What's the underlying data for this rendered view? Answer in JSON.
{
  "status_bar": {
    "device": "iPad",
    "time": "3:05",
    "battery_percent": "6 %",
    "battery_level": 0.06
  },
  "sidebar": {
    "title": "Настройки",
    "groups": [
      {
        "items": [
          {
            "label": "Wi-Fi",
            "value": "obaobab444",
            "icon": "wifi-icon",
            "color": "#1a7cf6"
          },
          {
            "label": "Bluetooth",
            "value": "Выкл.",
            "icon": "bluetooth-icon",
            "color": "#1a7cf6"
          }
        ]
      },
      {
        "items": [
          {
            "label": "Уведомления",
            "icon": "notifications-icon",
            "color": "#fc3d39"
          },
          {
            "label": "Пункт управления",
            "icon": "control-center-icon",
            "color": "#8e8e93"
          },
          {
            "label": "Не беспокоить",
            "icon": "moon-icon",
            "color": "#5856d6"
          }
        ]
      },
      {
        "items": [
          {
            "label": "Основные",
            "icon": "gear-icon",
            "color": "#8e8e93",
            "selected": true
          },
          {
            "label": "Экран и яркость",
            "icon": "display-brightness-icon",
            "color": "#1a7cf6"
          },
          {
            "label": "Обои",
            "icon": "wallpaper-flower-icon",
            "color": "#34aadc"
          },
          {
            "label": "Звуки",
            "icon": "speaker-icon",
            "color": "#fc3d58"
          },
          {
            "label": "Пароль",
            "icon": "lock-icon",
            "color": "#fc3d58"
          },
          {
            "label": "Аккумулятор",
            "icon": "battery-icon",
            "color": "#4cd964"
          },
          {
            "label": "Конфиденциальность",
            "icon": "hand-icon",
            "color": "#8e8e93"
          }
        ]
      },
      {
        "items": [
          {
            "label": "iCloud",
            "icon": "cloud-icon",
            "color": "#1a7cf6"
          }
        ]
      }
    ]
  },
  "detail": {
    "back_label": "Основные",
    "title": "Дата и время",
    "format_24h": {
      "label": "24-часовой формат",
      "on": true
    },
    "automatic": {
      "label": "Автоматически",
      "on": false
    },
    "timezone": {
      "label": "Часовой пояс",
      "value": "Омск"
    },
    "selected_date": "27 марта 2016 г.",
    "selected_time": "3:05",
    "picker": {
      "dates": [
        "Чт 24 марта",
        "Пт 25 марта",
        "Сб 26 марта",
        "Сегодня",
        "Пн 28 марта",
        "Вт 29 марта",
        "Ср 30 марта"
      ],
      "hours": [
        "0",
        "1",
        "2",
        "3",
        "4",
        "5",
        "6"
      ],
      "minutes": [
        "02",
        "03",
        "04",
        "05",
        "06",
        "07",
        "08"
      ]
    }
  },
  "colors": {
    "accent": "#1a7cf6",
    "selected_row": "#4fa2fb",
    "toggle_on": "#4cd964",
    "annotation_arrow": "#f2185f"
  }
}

What you are asked to do – Transcribe the whole listing exactly.

Result for this exercise –
What's the underlying data for this rendered view? Answer in JSON.
{
  "status_bar": {
    "device": "iPad",
    "time": "3:05",
    "battery_percent": "6 %",
    "battery_level": 0.06
  },
  "sidebar": {
    "title": "Настройки",
    "groups": [
      {
        "items": [
          {
            "label": "Wi-Fi",
            "value": "obaobab444",
            "icon": "wifi-icon",
            "color": "#1a7cf6"
          },
          {
            "label": "Bluetooth",
            "value": "Выкл.",
            "icon": "bluetooth-icon",
            "color": "#1a7cf6"
          }
        ]
      },
      {
        "items": [
          {
            "label": "Уведомления",
            "icon": "notifications-icon",
            "color": "#fc3d39"
          },
          {
            "label": "Пункт управления",
            "icon": "control-center-icon",
            "color": "#8e8e93"
          },
          {
            "label": "Не беспокоить",
            "icon": "moon-icon",
            "color": "#5856d6"
          }
        ]
      },
      {
        "items": [
          {
            "label": "Основные",
            "icon": "gear-icon",
            "color": "#8e8e93",
            "selected": true
          },
          {
            "label": "Экран и яркость",
            "icon": "display-brightness-icon",
            "color": "#1a7cf6"
          },
          {
            "label": "Обои",
            "icon": "wallpaper-flower-icon",
            "color": "#34aadc"
          },
          {
            "label": "Звуки",
            "icon": "speaker-icon",
            "color": "#fc3d58"
          },
          {
            "label": "Пароль",
            "icon": "lock-icon",
            "color": "#fc3d58"
          },
          {
            "label": "Аккумулятор",
            "icon": "battery-icon",
            "color": "#4cd964"
          },
          {
            "label": "Конфиденциальность",
            "icon": "hand-icon",
            "color": "#8e8e93"
          }
        ]
      },
      {
        "items": [
          {
            "label": "iCloud",
            "icon": "cloud-icon",
            "color": "#1a7cf6"
          }
        ]
      }
    ]
  },
  "detail": {
    "back_label": "Основные",
    "title": "Дата и время",
    "format_24h": {
      "label": "24-часовой формат",
      "on": true
    },
    "automatic": {
      "label": "Автоматически",
      "on": false
    },
    "timezone": {
      "label": "Часовой пояс",
      "value": "Омск"
    },
    "selected_date": "27 марта 2016 г.",
    "selected_time": "3:05",
    "picker": {
      "dates": [
        "Чт 24 марта",
        "Пт 25 марта",
        "Сб 26 марта",
        "Сегодня",
        "Пн 28 марта",
        "Вт 29 марта",
        "Ср 30 марта"
      ],
      "hours": [
        "0",
        "1",
        "2",
        "3",
        "4",
        "5",
        "6"
      ],
      "minutes": [
        "02",
        "03",
        "04",
        "05",
        "06",
        "07",
        "08"
      ]
    }
  },
  "colors": {
    "accent": "#1a7cf6",
    "selected_row": "#4fa2fb",
    "toggle_on": "#4cd964",
    "annotation_arrow": "#f2185f"
  }
}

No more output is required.